[WHAT YOU WILL DO] How many of the lines that follow contain the word "Inversión"? Give only the number.

--- BEGIN DATA SUPPLIED ---

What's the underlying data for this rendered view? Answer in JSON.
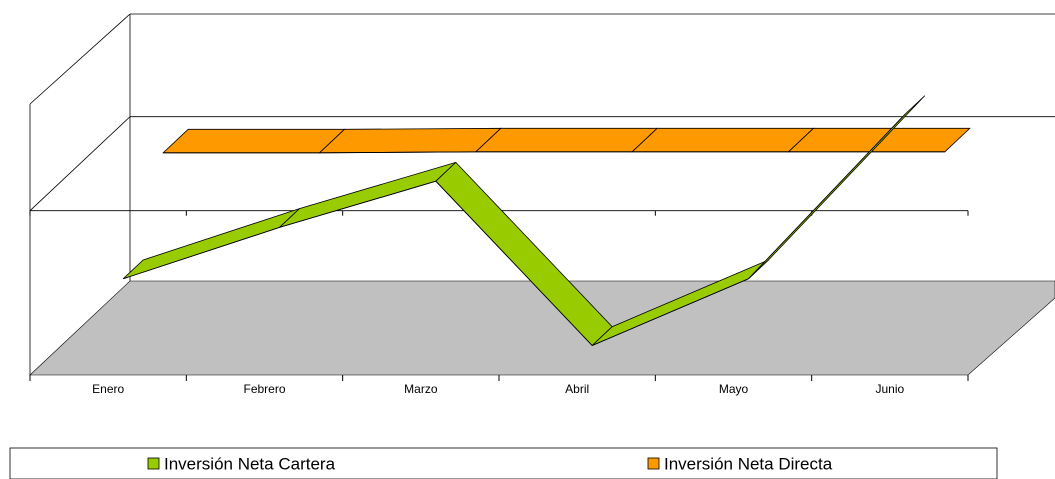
{
  "chart_data": {
    "type": "line3d",
    "categories": [
      "Enero",
      "Febrero",
      "Marzo",
      "Abril",
      "Mayo",
      "Junio"
    ],
    "series": [
      {
        "name": "Inversión Neta Cartera",
        "color": "#99cc00",
        "values": [
          -800,
          -300,
          150,
          -1450,
          -800,
          800
        ]
      },
      {
        "name": "Inversión Neta Directa",
        "color": "#ff9900",
        "values": [
          60,
          60,
          70,
          70,
          70,
          70
        ]
      }
    ],
    "ylim": [
      -1600,
      1000
    ],
    "yticks": [
      0
    ],
    "grid": true,
    "legend": "bottom"
  }
}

--- END DATA SUPPLIED ---

[FULL SOLUTION] 2